## TASK INPUT

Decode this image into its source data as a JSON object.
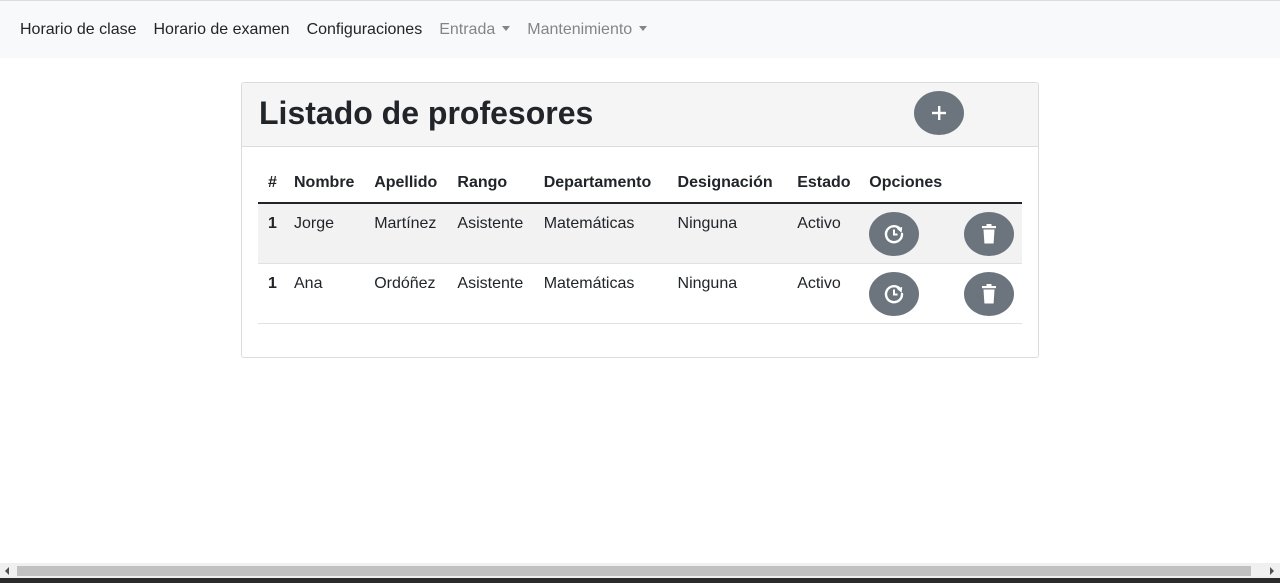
{
  "nav": {
    "items": [
      {
        "label": "Horario de clase"
      },
      {
        "label": "Horario de examen"
      },
      {
        "label": "Configuraciones"
      },
      {
        "label": "Entrada"
      },
      {
        "label": "Mantenimiento"
      }
    ]
  },
  "card": {
    "title": "Listado de profesores",
    "add_icon": "plus-icon"
  },
  "table": {
    "headers": [
      "#",
      "Nombre",
      "Apellido",
      "Rango",
      "Departamento",
      "Designación",
      "Estado",
      "Opciones"
    ],
    "rows": [
      {
        "idx": "1",
        "nombre": "Jorge",
        "apellido": "Martínez",
        "rango": "Asistente",
        "departamento": "Matemáticas",
        "designacion": "Ninguna",
        "estado": "Activo"
      },
      {
        "idx": "1",
        "nombre": "Ana",
        "apellido": "Ordóñez",
        "rango": "Asistente",
        "departamento": "Matemáticas",
        "designacion": "Ninguna",
        "estado": "Activo"
      }
    ],
    "row_actions": [
      "history-icon",
      "trash-icon"
    ]
  },
  "colors": {
    "navbar_bg": "#f8f9fa",
    "button_bg": "#6c757d",
    "stripe": "#f2f2f2"
  }
}
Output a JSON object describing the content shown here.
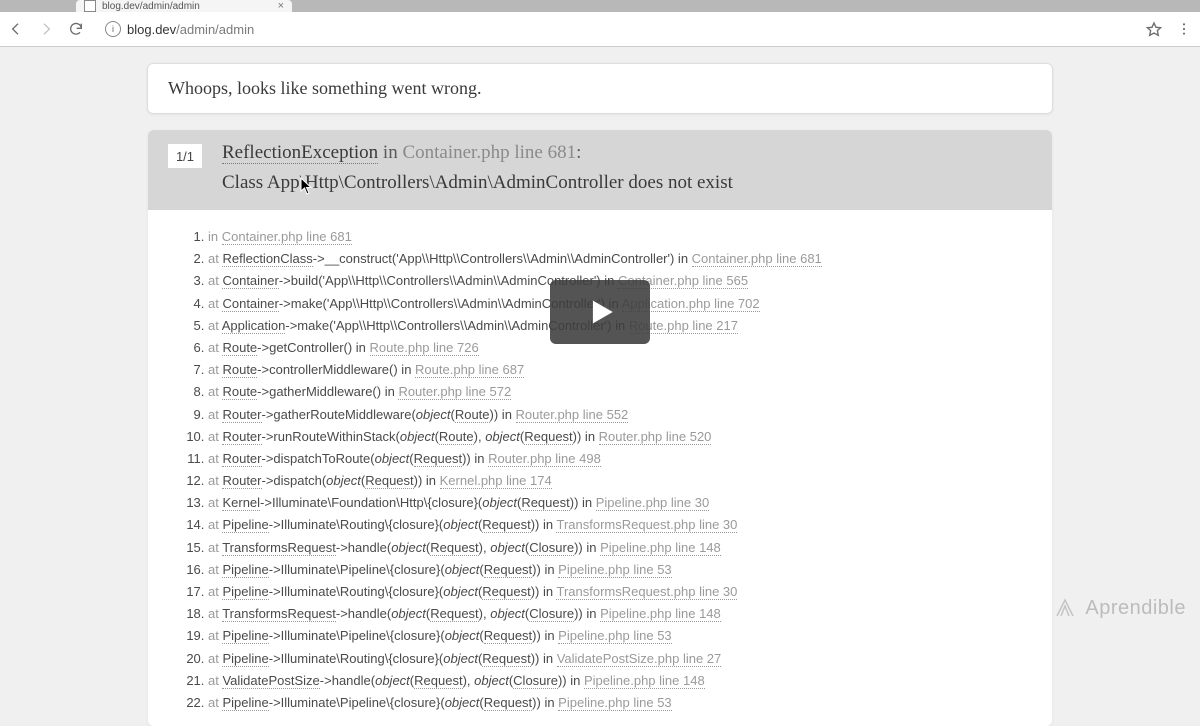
{
  "browser": {
    "tab_title": "blog.dev/admin/admin",
    "url_host": "blog.dev",
    "url_path": "/admin/admin"
  },
  "whoops": "Whoops, looks like something went wrong.",
  "error": {
    "counter": "1/1",
    "exception": "ReflectionException",
    "in_word": " in ",
    "file_ref": "Container.php line 681",
    "colon": ":",
    "message": "Class App\\Http\\Controllers\\Admin\\AdminController does not exist"
  },
  "trace": [
    {
      "pre": "in ",
      "loc": "Container.php line 681"
    },
    {
      "pre": "at ",
      "cls": "ReflectionClass",
      "mid": "->__construct('App\\\\Http\\\\Controllers\\\\Admin\\\\AdminController') in ",
      "loc": "Container.php line 681"
    },
    {
      "pre": "at ",
      "cls": "Container",
      "mid": "->build('App\\\\Http\\\\Controllers\\\\Admin\\\\AdminController') in ",
      "loc": "Container.php line 565"
    },
    {
      "pre": "at ",
      "cls": "Container",
      "mid": "->make('App\\\\Http\\\\Controllers\\\\Admin\\\\AdminController') in ",
      "loc": "Application.php line 702"
    },
    {
      "pre": "at ",
      "cls": "Application",
      "mid": "->make('App\\\\Http\\\\Controllers\\\\Admin\\\\AdminController') in ",
      "loc": "Route.php line 217"
    },
    {
      "pre": "at ",
      "cls": "Route",
      "mid": "->getController() in ",
      "loc": "Route.php line 726"
    },
    {
      "pre": "at ",
      "cls": "Route",
      "mid": "->controllerMiddleware() in ",
      "loc": "Route.php line 687"
    },
    {
      "pre": "at ",
      "cls": "Route",
      "mid": "->gatherMiddleware() in ",
      "loc": "Router.php line 572"
    },
    {
      "pre": "at ",
      "cls": "Router",
      "mid_html": "->gatherRouteMiddleware(<span class='tk-em'>object</span>(<span class='tk-uline'>Route</span>)) in ",
      "loc": "Router.php line 552"
    },
    {
      "pre": "at ",
      "cls": "Router",
      "mid_html": "->runRouteWithinStack(<span class='tk-em'>object</span>(<span class='tk-uline'>Route</span>), <span class='tk-em'>object</span>(<span class='tk-uline'>Request</span>)) in ",
      "loc": "Router.php line 520"
    },
    {
      "pre": "at ",
      "cls": "Router",
      "mid_html": "->dispatchToRoute(<span class='tk-em'>object</span>(<span class='tk-uline'>Request</span>)) in ",
      "loc": "Router.php line 498"
    },
    {
      "pre": "at ",
      "cls": "Router",
      "mid_html": "->dispatch(<span class='tk-em'>object</span>(<span class='tk-uline'>Request</span>)) in ",
      "loc": "Kernel.php line 174"
    },
    {
      "pre": "at ",
      "cls": "Kernel",
      "mid_html": "->Illuminate\\Foundation\\Http\\{closure}(<span class='tk-em'>object</span>(<span class='tk-uline'>Request</span>)) in ",
      "loc": "Pipeline.php line 30"
    },
    {
      "pre": "at ",
      "cls": "Pipeline",
      "mid_html": "->Illuminate\\Routing\\{closure}(<span class='tk-em'>object</span>(<span class='tk-uline'>Request</span>)) in ",
      "loc": "TransformsRequest.php line 30"
    },
    {
      "pre": "at ",
      "cls": "TransformsRequest",
      "mid_html": "->handle(<span class='tk-em'>object</span>(<span class='tk-uline'>Request</span>), <span class='tk-em'>object</span>(<span class='tk-uline'>Closure</span>)) in ",
      "loc": "Pipeline.php line 148"
    },
    {
      "pre": "at ",
      "cls": "Pipeline",
      "mid_html": "->Illuminate\\Pipeline\\{closure}(<span class='tk-em'>object</span>(<span class='tk-uline'>Request</span>)) in ",
      "loc": "Pipeline.php line 53"
    },
    {
      "pre": "at ",
      "cls": "Pipeline",
      "mid_html": "->Illuminate\\Routing\\{closure}(<span class='tk-em'>object</span>(<span class='tk-uline'>Request</span>)) in ",
      "loc": "TransformsRequest.php line 30"
    },
    {
      "pre": "at ",
      "cls": "TransformsRequest",
      "mid_html": "->handle(<span class='tk-em'>object</span>(<span class='tk-uline'>Request</span>), <span class='tk-em'>object</span>(<span class='tk-uline'>Closure</span>)) in ",
      "loc": "Pipeline.php line 148"
    },
    {
      "pre": "at ",
      "cls": "Pipeline",
      "mid_html": "->Illuminate\\Pipeline\\{closure}(<span class='tk-em'>object</span>(<span class='tk-uline'>Request</span>)) in ",
      "loc": "Pipeline.php line 53"
    },
    {
      "pre": "at ",
      "cls": "Pipeline",
      "mid_html": "->Illuminate\\Routing\\{closure}(<span class='tk-em'>object</span>(<span class='tk-uline'>Request</span>)) in ",
      "loc": "ValidatePostSize.php line 27"
    },
    {
      "pre": "at ",
      "cls": "ValidatePostSize",
      "mid_html": "->handle(<span class='tk-em'>object</span>(<span class='tk-uline'>Request</span>), <span class='tk-em'>object</span>(<span class='tk-uline'>Closure</span>)) in ",
      "loc": "Pipeline.php line 148"
    },
    {
      "pre": "at ",
      "cls": "Pipeline",
      "mid_html": "->Illuminate\\Pipeline\\{closure}(<span class='tk-em'>object</span>(<span class='tk-uline'>Request</span>)) in ",
      "loc": "Pipeline.php line 53"
    }
  ],
  "watermark": "Aprendible"
}
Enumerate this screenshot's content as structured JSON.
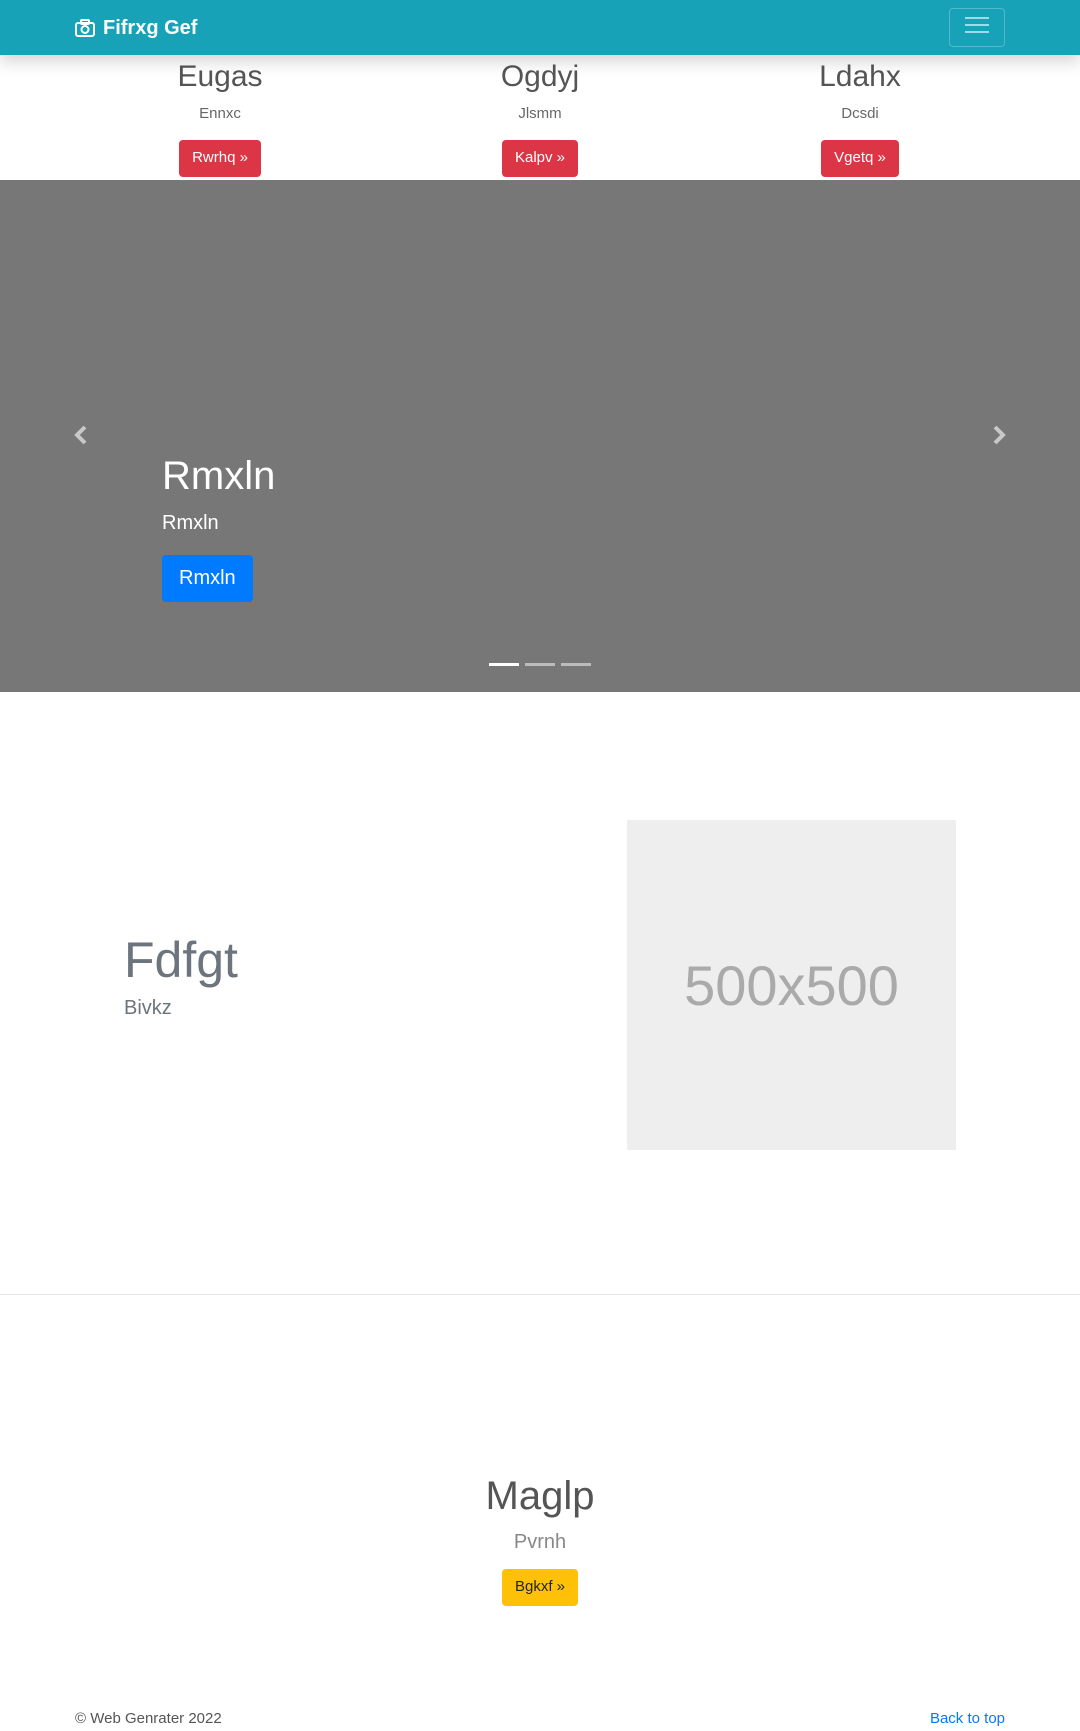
{
  "navbar": {
    "brand": "Fifrxg Gef",
    "brand_icon": "camera-icon",
    "toggler_icon": "hamburger-menu-icon",
    "background": "#17a2b8"
  },
  "features": [
    {
      "title": "Eugas",
      "text": "Ennxc",
      "button": "Rwrhq »"
    },
    {
      "title": "Ogdyj",
      "text": "Jlsmm",
      "button": "Kalpv »"
    },
    {
      "title": "Ldahx",
      "text": "Dcsdi",
      "button": "Vgetq »"
    }
  ],
  "carousel": {
    "title": "Rmxln",
    "subtitle": "Rmxln",
    "button": "Rmxln",
    "prev_icon": "chevron-left-icon",
    "next_icon": "chevron-right-icon",
    "slide_count": 3,
    "active_index": 0,
    "background": "#777777"
  },
  "featurette": {
    "heading": "Fdfgt",
    "text": "Bivkz",
    "image_placeholder": "500x500"
  },
  "center": {
    "heading": "Maglp",
    "text": "Pvrnh",
    "button": "Bgkxf »"
  },
  "footer": {
    "copyright": "© Web Genrater 2022",
    "back_to_top": "Back to top"
  },
  "colors": {
    "danger": "#dc3545",
    "primary": "#007bff",
    "warning": "#ffc107"
  }
}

## EXERCISE DETAILS
Write out the entries above word for word. Do not include the pictures.

## TASK SOLUTION
Decode this image into its source data as a JSON object.
{
  "nav": {
    "items": [
      {
        "label": "Horario de clase"
      },
      {
        "label": "Horario de examen"
      },
      {
        "label": "Configuraciones"
      },
      {
        "label": "Entrada"
      },
      {
        "label": "Mantenimiento"
      }
    ]
  },
  "card": {
    "title": "Listado de profesores",
    "add_icon": "plus-icon"
  },
  "table": {
    "headers": [
      "#",
      "Nombre",
      "Apellido",
      "Rango",
      "Departamento",
      "Designación",
      "Estado",
      "Opciones"
    ],
    "rows": [
      {
        "idx": "1",
        "nombre": "Jorge",
        "apellido": "Martínez",
        "rango": "Asistente",
        "departamento": "Matemáticas",
        "designacion": "Ninguna",
        "estado": "Activo"
      },
      {
        "idx": "1",
        "nombre": "Ana",
        "apellido": "Ordóñez",
        "rango": "Asistente",
        "departamento": "Matemáticas",
        "designacion": "Ninguna",
        "estado": "Activo"
      }
    ],
    "row_actions": [
      "history-icon",
      "trash-icon"
    ]
  },
  "colors": {
    "navbar_bg": "#f8f9fa",
    "button_bg": "#6c757d",
    "stripe": "#f2f2f2"
  }
}
Output a JSON object describing the content shown here.
{
  "browser": {
    "tab_title": "blog.dev/admin/admin",
    "url_host": "blog.dev",
    "url_path": "/admin/admin"
  },
  "whoops": "Whoops, looks like something went wrong.",
  "error": {
    "counter": "1/1",
    "exception": "ReflectionException",
    "in_word": " in ",
    "file_ref": "Container.php line 681",
    "colon": ":",
    "message": "Class App\\Http\\Controllers\\Admin\\AdminController does not exist"
  },
  "trace": [
    {
      "pre": "in ",
      "loc": "Container.php line 681"
    },
    {
      "pre": "at ",
      "cls": "ReflectionClass",
      "mid": "->__construct('App\\\\Http\\\\Controllers\\\\Admin\\\\AdminController') in ",
      "loc": "Container.php line 681"
    },
    {
      "pre": "at ",
      "cls": "Container",
      "mid": "->build('App\\\\Http\\\\Controllers\\\\Admin\\\\AdminController') in ",
      "loc": "Container.php line 565"
    },
    {
      "pre": "at ",
      "cls": "Container",
      "mid": "->make('App\\\\Http\\\\Controllers\\\\Admin\\\\AdminController') in ",
      "loc": "Application.php line 702"
    },
    {
      "pre": "at ",
      "cls": "Application",
      "mid": "->make('App\\\\Http\\\\Controllers\\\\Admin\\\\AdminController') in ",
      "loc": "Route.php line 217"
    },
    {
      "pre": "at ",
      "cls": "Route",
      "mid": "->getController() in ",
      "loc": "Route.php line 726"
    },
    {
      "pre": "at ",
      "cls": "Route",
      "mid": "->controllerMiddleware() in ",
      "loc": "Route.php line 687"
    },
    {
      "pre": "at ",
      "cls": "Route",
      "mid": "->gatherMiddleware() in ",
      "loc": "Router.php line 572"
    },
    {
      "pre": "at ",
      "cls": "Router",
      "mid_html": "->gatherRouteMiddleware(<span class='tk-em'>object</span>(<span class='tk-uline'>Route</span>)) in ",
      "loc": "Router.php line 552"
    },
    {
      "pre": "at ",
      "cls": "Router",
      "mid_html": "->runRouteWithinStack(<span class='tk-em'>object</span>(<span class='tk-uline'>Route</span>), <span class='tk-em'>object</span>(<span class='tk-uline'>Request</span>)) in ",
      "loc": "Router.php line 520"
    },
    {
      "pre": "at ",
      "cls": "Router",
      "mid_html": "->dispatchToRoute(<span class='tk-em'>object</span>(<span class='tk-uline'>Request</span>)) in ",
      "loc": "Router.php line 498"
    },
    {
      "pre": "at ",
      "cls": "Router",
      "mid_html": "->dispatch(<span class='tk-em'>object</span>(<span class='tk-uline'>Request</span>)) in ",
      "loc": "Kernel.php line 174"
    },
    {
      "pre": "at ",
      "cls": "Kernel",
      "mid_html": "->Illuminate\\Foundation\\Http\\{closure}(<span class='tk-em'>object</span>(<span class='tk-uline'>Request</span>)) in ",
      "loc": "Pipeline.php line 30"
    },
    {
      "pre": "at ",
      "cls": "Pipeline",
      "mid_html": "->Illuminate\\Routing\\{closure}(<span class='tk-em'>object</span>(<span class='tk-uline'>Request</span>)) in ",
      "loc": "TransformsRequest.php line 30"
    },
    {
      "pre": "at ",
      "cls": "TransformsRequest",
      "mid_html": "->handle(<span class='tk-em'>object</span>(<span class='tk-uline'>Request</span>), <span class='tk-em'>object</span>(<span class='tk-uline'>Closure</span>)) in ",
      "loc": "Pipeline.php line 148"
    },
    {
      "pre": "at ",
      "cls": "Pipeline",
      "mid_html": "->Illuminate\\Pipeline\\{closure}(<span class='tk-em'>object</span>(<span class='tk-uline'>Request</span>)) in ",
      "loc": "Pipeline.php line 53"
    },
    {
      "pre": "at ",
      "cls": "Pipeline",
      "mid_html": "->Illuminate\\Routing\\{closure}(<span class='tk-em'>object</span>(<span class='tk-uline'>Request</span>)) in ",
      "loc": "TransformsRequest.php line 30"
    },
    {
      "pre": "at ",
      "cls": "TransformsRequest",
      "mid_html": "->handle(<span class='tk-em'>object</span>(<span class='tk-uline'>Request</span>), <span class='tk-em'>object</span>(<span class='tk-uline'>Closure</span>)) in ",
      "loc": "Pipeline.php line 148"
    },
    {
      "pre": "at ",
      "cls": "Pipeline",
      "mid_html": "->Illuminate\\Pipeline\\{closure}(<span class='tk-em'>object</span>(<span class='tk-uline'>Request</span>)) in ",
      "loc": "Pipeline.php line 53"
    },
    {
      "pre": "at ",
      "cls": "Pipeline",
      "mid_html": "->Illuminate\\Routing\\{closure}(<span class='tk-em'>object</span>(<span class='tk-uline'>Request</span>)) in ",
      "loc": "ValidatePostSize.php line 27"
    },
    {
      "pre": "at ",
      "cls": "ValidatePostSize",
      "mid_html": "->handle(<span class='tk-em'>object</span>(<span class='tk-uline'>Request</span>), <span class='tk-em'>object</span>(<span class='tk-uline'>Closure</span>)) in ",
      "loc": "Pipeline.php line 148"
    },
    {
      "pre": "at ",
      "cls": "Pipeline",
      "mid_html": "->Illuminate\\Pipeline\\{closure}(<span class='tk-em'>object</span>(<span class='tk-uline'>Request</span>)) in ",
      "loc": "Pipeline.php line 53"
    }
  ],
  "watermark": "Aprendible"
}
Enumerate this screenshot's content as structured JSON.
{
  "navbar": {
    "brand": "Fifrxg Gef",
    "brand_icon": "camera-icon",
    "toggler_icon": "hamburger-menu-icon",
    "background": "#17a2b8"
  },
  "features": [
    {
      "title": "Eugas",
      "text": "Ennxc",
      "button": "Rwrhq »"
    },
    {
      "title": "Ogdyj",
      "text": "Jlsmm",
      "button": "Kalpv »"
    },
    {
      "title": "Ldahx",
      "text": "Dcsdi",
      "button": "Vgetq »"
    }
  ],
  "carousel": {
    "title": "Rmxln",
    "subtitle": "Rmxln",
    "button": "Rmxln",
    "prev_icon": "chevron-left-icon",
    "next_icon": "chevron-right-icon",
    "slide_count": 3,
    "active_index": 0,
    "background": "#777777"
  },
  "featurette": {
    "heading": "Fdfgt",
    "text": "Bivkz",
    "image_placeholder": "500x500"
  },
  "center": {
    "heading": "Maglp",
    "text": "Pvrnh",
    "button": "Bgkxf »"
  },
  "footer": {
    "copyright": "© Web Genrater 2022",
    "back_to_top": "Back to top"
  },
  "colors": {
    "danger": "#dc3545",
    "primary": "#007bff",
    "warning": "#ffc107"
  }
}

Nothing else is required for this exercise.